News Release

A honey bee hive tells all

With a new method to analyze pollen, scientists can uncover the secret life of bees

Peer-Reviewed Publication

Botanical Society of America

Exactly what plants do honey bees visit on their daily forages for food in rural Madison County, Ohio? A research team led by Dr. Reed Johnson from The Ohio State University has found that the answer lies in pollen DNA. They've collected pollen from a trapping device beneath beehives and developed a new method utilizing DNA metabarcoding to uncover the plants from which the pollen originated.

"Understanding honey bees' pollen preferences can provide insights to what a colony needs and help improve the quality of foraging habitats," says Dr. Chia-Hua Lin, a postdoctoral researcher in the Department of Entomology at The Ohio State University.

Their work will not only provide other researchers with a foundation for uncovering information from pollen DNA, it will also enable bees to do some environmental science fieldwork.

"A honey bee colony is like an army of research assistants—thousands of enthusiastic, flying research assistants that work all day and trespass with impunity," explains Doug Sponsler, a graduate student in the Department of Entomology. While foraging each day, bees are unknowingly monitoring plants in their surrounding landscapes, some hard to reach by researchers, and collecting valuable data in the form of pollen. They can also serve as bioindicators of pollution and pesticides.

Rodney Richardson, a graduate student in The Ohio State University's Department of Entomology, explains that traditional methods of analyzing pollen data under the microscope suffer from being difficult, slow, and often imprecise. "There's a huge bottleneck in the workflow because ultimately every sample needs the undivided attention of one expert behind a microscope," says Richardson.

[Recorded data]
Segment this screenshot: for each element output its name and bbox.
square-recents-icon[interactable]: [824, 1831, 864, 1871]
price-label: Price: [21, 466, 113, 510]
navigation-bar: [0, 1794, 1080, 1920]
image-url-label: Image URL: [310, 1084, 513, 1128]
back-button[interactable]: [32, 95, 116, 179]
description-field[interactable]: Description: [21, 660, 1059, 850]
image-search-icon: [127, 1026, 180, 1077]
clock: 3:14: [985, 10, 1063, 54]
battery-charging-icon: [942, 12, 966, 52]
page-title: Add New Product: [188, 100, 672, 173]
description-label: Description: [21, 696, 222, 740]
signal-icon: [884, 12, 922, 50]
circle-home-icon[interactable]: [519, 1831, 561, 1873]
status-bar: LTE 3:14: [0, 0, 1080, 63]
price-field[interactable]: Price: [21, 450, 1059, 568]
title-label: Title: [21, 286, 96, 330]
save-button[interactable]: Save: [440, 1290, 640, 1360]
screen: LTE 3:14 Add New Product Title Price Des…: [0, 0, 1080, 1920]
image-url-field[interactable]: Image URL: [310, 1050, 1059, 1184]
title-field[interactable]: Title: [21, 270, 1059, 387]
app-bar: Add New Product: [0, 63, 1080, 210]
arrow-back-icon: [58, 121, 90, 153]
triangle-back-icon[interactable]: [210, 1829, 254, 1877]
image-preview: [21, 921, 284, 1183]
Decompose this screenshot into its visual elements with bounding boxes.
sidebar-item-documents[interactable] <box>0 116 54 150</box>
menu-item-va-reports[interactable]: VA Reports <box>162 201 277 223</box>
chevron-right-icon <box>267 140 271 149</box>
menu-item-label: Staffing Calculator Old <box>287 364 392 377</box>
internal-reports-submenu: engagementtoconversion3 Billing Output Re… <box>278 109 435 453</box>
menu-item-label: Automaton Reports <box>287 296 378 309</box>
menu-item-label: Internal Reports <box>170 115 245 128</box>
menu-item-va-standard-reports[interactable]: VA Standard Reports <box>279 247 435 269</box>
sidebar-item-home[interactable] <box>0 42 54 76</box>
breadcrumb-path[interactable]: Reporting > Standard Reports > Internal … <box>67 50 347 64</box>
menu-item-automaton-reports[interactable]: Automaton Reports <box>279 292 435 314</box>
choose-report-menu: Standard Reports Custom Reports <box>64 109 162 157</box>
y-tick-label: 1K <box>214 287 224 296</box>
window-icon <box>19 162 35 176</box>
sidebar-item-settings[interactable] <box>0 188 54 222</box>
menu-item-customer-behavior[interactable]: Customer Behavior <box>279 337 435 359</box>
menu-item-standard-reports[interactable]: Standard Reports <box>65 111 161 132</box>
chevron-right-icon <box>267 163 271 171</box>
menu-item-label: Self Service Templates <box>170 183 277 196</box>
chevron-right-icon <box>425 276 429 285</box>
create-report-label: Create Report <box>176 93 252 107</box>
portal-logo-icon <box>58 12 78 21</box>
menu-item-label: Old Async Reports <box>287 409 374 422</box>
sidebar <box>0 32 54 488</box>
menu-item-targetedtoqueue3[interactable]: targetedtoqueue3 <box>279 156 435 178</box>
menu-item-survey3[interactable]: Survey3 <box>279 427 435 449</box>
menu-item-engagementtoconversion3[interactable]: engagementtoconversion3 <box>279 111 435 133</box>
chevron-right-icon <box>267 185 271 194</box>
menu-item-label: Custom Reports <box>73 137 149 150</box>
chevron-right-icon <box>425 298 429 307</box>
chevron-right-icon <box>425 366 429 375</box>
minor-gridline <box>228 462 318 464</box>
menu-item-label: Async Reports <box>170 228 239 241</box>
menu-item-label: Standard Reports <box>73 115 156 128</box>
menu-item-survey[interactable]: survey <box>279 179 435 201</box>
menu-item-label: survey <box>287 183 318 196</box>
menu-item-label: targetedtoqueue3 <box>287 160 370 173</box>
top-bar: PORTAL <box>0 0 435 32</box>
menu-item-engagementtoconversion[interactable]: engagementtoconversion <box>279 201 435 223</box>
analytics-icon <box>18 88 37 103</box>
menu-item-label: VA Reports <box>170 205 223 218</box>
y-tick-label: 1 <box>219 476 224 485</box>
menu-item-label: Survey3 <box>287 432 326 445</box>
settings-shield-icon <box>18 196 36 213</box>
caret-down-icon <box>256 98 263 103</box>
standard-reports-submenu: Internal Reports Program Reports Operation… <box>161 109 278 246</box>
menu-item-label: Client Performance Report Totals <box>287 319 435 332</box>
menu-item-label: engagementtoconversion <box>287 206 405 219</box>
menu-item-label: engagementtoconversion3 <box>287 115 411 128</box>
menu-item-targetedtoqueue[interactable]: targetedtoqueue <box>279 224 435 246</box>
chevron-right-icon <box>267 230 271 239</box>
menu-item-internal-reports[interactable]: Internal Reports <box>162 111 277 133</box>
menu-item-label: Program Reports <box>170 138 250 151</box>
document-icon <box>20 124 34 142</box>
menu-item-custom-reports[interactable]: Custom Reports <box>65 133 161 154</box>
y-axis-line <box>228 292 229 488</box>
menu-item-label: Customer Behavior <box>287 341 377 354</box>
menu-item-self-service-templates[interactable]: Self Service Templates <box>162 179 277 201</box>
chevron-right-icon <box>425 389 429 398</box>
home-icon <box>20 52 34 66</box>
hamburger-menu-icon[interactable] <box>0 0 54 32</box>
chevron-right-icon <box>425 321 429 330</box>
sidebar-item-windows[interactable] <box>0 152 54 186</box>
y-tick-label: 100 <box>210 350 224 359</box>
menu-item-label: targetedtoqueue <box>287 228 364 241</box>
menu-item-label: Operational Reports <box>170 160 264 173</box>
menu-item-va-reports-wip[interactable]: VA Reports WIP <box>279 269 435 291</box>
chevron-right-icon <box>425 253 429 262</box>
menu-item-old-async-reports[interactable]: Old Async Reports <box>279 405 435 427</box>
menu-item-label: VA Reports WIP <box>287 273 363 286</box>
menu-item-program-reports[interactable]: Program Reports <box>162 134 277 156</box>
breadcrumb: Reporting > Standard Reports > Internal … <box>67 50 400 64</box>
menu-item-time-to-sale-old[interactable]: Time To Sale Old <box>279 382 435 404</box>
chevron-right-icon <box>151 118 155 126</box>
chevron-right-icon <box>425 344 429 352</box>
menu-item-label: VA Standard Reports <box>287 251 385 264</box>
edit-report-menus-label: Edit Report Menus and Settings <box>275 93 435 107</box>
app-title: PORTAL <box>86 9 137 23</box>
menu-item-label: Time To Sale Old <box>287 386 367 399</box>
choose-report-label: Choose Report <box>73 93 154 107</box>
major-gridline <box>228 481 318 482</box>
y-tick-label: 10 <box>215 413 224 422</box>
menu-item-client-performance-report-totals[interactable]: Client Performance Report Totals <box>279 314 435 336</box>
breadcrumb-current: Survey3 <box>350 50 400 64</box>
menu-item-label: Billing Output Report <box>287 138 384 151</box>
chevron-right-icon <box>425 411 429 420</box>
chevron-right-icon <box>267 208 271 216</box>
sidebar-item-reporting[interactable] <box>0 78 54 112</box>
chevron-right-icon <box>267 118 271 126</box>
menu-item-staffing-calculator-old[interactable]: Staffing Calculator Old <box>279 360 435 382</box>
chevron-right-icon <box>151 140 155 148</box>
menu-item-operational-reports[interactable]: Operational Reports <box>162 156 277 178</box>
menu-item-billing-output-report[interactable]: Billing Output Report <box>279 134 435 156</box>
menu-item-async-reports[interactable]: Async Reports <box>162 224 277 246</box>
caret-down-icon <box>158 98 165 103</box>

### Action item A
Using the news release about honey bee pollen, decide whether each statement agrees with it, answering yes or no and quoting the deciding words: (i) The research team is led by Dr. Reed Johnson. (ii) Dr. Chia-Hua Lin is a graduate student. (iii) Traditional microscope analysis of pollen is described as fast.
### Action item B
Please write out the part of the news release that opens with the words containing "Exactly what plants" and closes with "the pollen originated.", keeping every word as it stands.

### Written response A
(i) Yes: "A research team led by Dr. Reed Johnson from The Ohio State University"
(ii) No: "a postdoctoral researcher in the Department of Entomology at The Ohio State University"
(iii) No: "suffer from being difficult, slow, and often imprecise"

### Written response B
Exactly what plants do honey bees visit on their daily forages for food in rural Madison County, Ohio? A research team led by Dr. Reed Johnson from The Ohio State University has found that the answer lies in pollen DNA. They've collected pollen from a trapping device beneath beehives and developed a new method utilizing DNA metabarcoding to uncover the plants from which the pollen originated.